**WHAT YOU HAVE TO DO:** Type out the material below exactly.

**RECORDS FOR THE EXERCISE:**
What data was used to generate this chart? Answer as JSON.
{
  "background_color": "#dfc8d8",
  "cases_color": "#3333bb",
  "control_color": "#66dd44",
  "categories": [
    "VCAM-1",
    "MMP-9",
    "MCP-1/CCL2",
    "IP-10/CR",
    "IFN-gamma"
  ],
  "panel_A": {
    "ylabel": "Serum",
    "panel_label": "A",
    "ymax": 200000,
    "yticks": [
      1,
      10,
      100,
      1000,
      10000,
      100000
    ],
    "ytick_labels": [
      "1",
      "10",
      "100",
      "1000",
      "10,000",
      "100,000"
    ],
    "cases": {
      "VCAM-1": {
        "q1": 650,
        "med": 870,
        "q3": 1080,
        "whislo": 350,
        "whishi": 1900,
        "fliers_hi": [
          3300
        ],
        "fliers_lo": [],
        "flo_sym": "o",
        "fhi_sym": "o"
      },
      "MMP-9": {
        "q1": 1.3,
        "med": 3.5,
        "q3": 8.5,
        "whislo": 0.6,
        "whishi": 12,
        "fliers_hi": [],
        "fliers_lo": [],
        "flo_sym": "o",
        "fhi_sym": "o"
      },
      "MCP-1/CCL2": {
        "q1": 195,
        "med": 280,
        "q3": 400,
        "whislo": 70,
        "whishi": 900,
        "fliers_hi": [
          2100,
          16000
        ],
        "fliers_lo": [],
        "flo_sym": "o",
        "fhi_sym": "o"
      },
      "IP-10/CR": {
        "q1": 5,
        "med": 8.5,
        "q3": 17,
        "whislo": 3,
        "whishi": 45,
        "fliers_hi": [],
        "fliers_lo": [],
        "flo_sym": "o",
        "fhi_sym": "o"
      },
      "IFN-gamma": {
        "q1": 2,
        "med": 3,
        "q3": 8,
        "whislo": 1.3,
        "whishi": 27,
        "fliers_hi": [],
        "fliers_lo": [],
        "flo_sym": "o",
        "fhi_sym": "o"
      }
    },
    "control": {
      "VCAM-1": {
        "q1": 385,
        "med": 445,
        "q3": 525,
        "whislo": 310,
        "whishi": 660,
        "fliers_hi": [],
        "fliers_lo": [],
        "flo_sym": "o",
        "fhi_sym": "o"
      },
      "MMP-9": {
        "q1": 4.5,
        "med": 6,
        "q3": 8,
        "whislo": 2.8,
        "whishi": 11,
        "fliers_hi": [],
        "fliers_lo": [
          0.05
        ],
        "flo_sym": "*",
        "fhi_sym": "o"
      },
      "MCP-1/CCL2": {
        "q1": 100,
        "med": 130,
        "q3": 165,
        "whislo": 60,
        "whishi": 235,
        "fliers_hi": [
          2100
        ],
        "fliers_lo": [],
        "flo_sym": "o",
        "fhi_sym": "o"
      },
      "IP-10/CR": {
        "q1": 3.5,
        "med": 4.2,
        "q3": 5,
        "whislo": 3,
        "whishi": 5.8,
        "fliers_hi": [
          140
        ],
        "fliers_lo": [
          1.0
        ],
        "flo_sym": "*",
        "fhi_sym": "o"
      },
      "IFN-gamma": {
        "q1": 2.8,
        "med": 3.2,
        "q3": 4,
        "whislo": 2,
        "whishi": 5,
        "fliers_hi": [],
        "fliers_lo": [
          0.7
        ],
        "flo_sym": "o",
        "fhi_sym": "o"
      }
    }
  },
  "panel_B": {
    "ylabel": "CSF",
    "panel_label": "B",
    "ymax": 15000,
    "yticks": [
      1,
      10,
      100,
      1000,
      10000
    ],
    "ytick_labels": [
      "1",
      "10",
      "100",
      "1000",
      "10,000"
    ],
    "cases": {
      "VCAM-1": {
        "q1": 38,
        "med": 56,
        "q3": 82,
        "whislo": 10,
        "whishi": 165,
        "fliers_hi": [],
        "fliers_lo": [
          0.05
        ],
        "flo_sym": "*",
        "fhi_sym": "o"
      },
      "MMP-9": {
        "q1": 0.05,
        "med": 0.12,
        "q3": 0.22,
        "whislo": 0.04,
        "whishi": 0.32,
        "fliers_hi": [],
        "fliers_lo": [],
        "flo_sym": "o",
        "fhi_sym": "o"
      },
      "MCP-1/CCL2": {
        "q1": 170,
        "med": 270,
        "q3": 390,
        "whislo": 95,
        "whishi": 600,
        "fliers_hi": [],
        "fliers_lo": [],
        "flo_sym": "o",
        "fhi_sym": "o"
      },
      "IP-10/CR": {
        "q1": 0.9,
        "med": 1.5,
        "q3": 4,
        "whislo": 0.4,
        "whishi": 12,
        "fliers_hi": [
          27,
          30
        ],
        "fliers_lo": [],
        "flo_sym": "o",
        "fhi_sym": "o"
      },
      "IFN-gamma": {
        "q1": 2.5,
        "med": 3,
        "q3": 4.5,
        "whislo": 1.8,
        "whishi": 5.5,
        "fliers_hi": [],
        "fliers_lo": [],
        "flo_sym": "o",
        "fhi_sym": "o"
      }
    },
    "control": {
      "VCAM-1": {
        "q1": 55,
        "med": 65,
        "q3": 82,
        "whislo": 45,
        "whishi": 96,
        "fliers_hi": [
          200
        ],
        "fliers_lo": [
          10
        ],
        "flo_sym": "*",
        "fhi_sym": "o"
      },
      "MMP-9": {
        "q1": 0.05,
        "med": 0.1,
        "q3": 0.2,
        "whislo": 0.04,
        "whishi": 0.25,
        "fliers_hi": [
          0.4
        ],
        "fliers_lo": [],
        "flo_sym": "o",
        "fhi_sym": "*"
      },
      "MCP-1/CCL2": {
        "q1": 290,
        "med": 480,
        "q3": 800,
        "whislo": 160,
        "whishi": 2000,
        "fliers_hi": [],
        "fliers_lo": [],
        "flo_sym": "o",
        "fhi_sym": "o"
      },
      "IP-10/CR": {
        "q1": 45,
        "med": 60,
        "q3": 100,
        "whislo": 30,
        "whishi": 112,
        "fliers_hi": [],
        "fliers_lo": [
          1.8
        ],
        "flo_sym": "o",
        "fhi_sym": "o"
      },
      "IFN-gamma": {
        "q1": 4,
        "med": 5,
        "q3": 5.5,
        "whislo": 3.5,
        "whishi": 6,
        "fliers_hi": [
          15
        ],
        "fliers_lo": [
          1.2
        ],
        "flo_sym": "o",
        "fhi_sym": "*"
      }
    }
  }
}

**RESPONSE BELOW:**
What data was used to generate this chart? Answer as JSON.
{
  "background_color": "#dfc8d8",
  "cases_color": "#3333bb",
  "control_color": "#66dd44",
  "categories": [
    "VCAM-1",
    "MMP-9",
    "MCP-1/CCL2",
    "IP-10/CR",
    "IFN-gamma"
  ],
  "panel_A": {
    "ylabel": "Serum",
    "panel_label": "A",
    "ymax": 200000,
    "yticks": [
      1,
      10,
      100,
      1000,
      10000,
      100000
    ],
    "ytick_labels": [
      "1",
      "10",
      "100",
      "1000",
      "10,000",
      "100,000"
    ],
    "cases": {
      "VCAM-1": {
        "q1": 650,
        "med": 870,
        "q3": 1080,
        "whislo": 350,
        "whishi": 1900,
        "fliers_hi": [
          3300
        ],
        "fliers_lo": [],
        "flo_sym": "o",
        "fhi_sym": "o"
      },
      "MMP-9": {
        "q1": 1.3,
        "med": 3.5,
        "q3": 8.5,
        "whislo": 0.6,
        "whishi": 12,
        "fliers_hi": [],
        "fliers_lo": [],
        "flo_sym": "o",
        "fhi_sym": "o"
      },
      "MCP-1/CCL2": {
        "q1": 195,
        "med": 280,
        "q3": 400,
        "whislo": 70,
        "whishi": 900,
        "fliers_hi": [
          2100,
          16000
        ],
        "fliers_lo": [],
        "flo_sym": "o",
        "fhi_sym": "o"
      },
      "IP-10/CR": {
        "q1": 5,
        "med": 8.5,
        "q3": 17,
        "whislo": 3,
        "whishi": 45,
        "fliers_hi": [],
        "fliers_lo": [],
        "flo_sym": "o",
        "fhi_sym": "o"
      },
      "IFN-gamma": {
        "q1": 2,
        "med": 3,
        "q3": 8,
        "whislo": 1.3,
        "whishi": 27,
        "fliers_hi": [],
        "fliers_lo": [],
        "flo_sym": "o",
        "fhi_sym": "o"
      }
    },
    "control": {
      "VCAM-1": {
        "q1": 385,
        "med": 445,
        "q3": 525,
        "whislo": 310,
        "whishi": 660,
        "fliers_hi": [],
        "fliers_lo": [],
        "flo_sym": "o",
        "fhi_sym": "o"
      },
      "MMP-9": {
        "q1": 4.5,
        "med": 6,
        "q3": 8,
        "whislo": 2.8,
        "whishi": 11,
        "fliers_hi": [],
        "fliers_lo": [
          0.05
        ],
        "flo_sym": "*",
        "fhi_sym": "o"
      },
      "MCP-1/CCL2": {
        "q1": 100,
        "med": 130,
        "q3": 165,
        "whislo": 60,
        "whishi": 235,
        "fliers_hi": [
          2100
        ],
        "fliers_lo": [],
        "flo_sym": "o",
        "fhi_sym": "o"
      },
      "IP-10/CR": {
        "q1": 3.5,
        "med": 4.2,
        "q3": 5,
        "whislo": 3,
        "whishi": 5.8,
        "fliers_hi": [
          140
        ],
        "fliers_lo": [
          1.0
        ],
        "flo_sym": "*",
        "fhi_sym": "o"
      },
      "IFN-gamma": {
        "q1": 2.8,
        "med": 3.2,
        "q3": 4,
        "whislo": 2,
        "whishi": 5,
        "fliers_hi": [],
        "fliers_lo": [
          0.7
        ],
        "flo_sym": "o",
        "fhi_sym": "o"
      }
    }
  },
  "panel_B": {
    "ylabel": "CSF",
    "panel_label": "B",
    "ymax": 15000,
    "yticks": [
      1,
      10,
      100,
      1000,
      10000
    ],
    "ytick_labels": [
      "1",
      "10",
      "100",
      "1000",
      "10,000"
    ],
    "cases": {
      "VCAM-1": {
        "q1": 38,
        "med": 56,
        "q3": 82,
        "whislo": 10,
        "whishi": 165,
        "fliers_hi": [],
        "fliers_lo": [
          0.05
        ],
        "flo_sym": "*",
        "fhi_sym": "o"
      },
      "MMP-9": {
        "q1": 0.05,
        "med": 0.12,
        "q3": 0.22,
        "whislo": 0.04,
        "whishi": 0.32,
        "fliers_hi": [],
        "fliers_lo": [],
        "flo_sym": "o",
        "fhi_sym": "o"
      },
      "MCP-1/CCL2": {
        "q1": 170,
        "med": 270,
        "q3": 390,
        "whislo": 95,
        "whishi": 600,
        "fliers_hi": [],
        "fliers_lo": [],
        "flo_sym": "o",
        "fhi_sym": "o"
      },
      "IP-10/CR": {
        "q1": 0.9,
        "med": 1.5,
        "q3": 4,
        "whislo": 0.4,
        "whishi": 12,
        "fliers_hi": [
          27,
          30
        ],
        "fliers_lo": [],
        "flo_sym": "o",
        "fhi_sym": "o"
      },
      "IFN-gamma": {
        "q1": 2.5,
        "med": 3,
        "q3": 4.5,
        "whislo": 1.8,
        "whishi": 5.5,
        "fliers_hi": [],
        "fliers_lo": [],
        "flo_sym": "o",
        "fhi_sym": "o"
      }
    },
    "control": {
      "VCAM-1": {
        "q1": 55,
        "med": 65,
        "q3": 82,
        "whislo": 45,
        "whishi": 96,
        "fliers_hi": [
          200
        ],
        "fliers_lo": [
          10
        ],
        "flo_sym": "*",
        "fhi_sym": "o"
      },
      "MMP-9": {
        "q1": 0.05,
        "med": 0.1,
        "q3": 0.2,
        "whislo": 0.04,
        "whishi": 0.25,
        "fliers_hi": [
          0.4
        ],
        "fliers_lo": [],
        "flo_sym": "o",
        "fhi_sym": "*"
      },
      "MCP-1/CCL2": {
        "q1": 290,
        "med": 480,
        "q3": 800,
        "whislo": 160,
        "whishi": 2000,
        "fliers_hi": [],
        "fliers_lo": [],
        "flo_sym": "o",
        "fhi_sym": "o"
      },
      "IP-10/CR": {
        "q1": 45,
        "med": 60,
        "q3": 100,
        "whislo": 30,
        "whishi": 112,
        "fliers_hi": [],
        "fliers_lo": [
          1.8
        ],
        "flo_sym": "o",
        "fhi_sym": "o"
      },
      "IFN-gamma": {
        "q1": 4,
        "med": 5,
        "q3": 5.5,
        "whislo": 3.5,
        "whishi": 6,
        "fliers_hi": [
          15
        ],
        "fliers_lo": [
          1.2
        ],
        "flo_sym": "o",
        "fhi_sym": "*"
      }
    }
  }
}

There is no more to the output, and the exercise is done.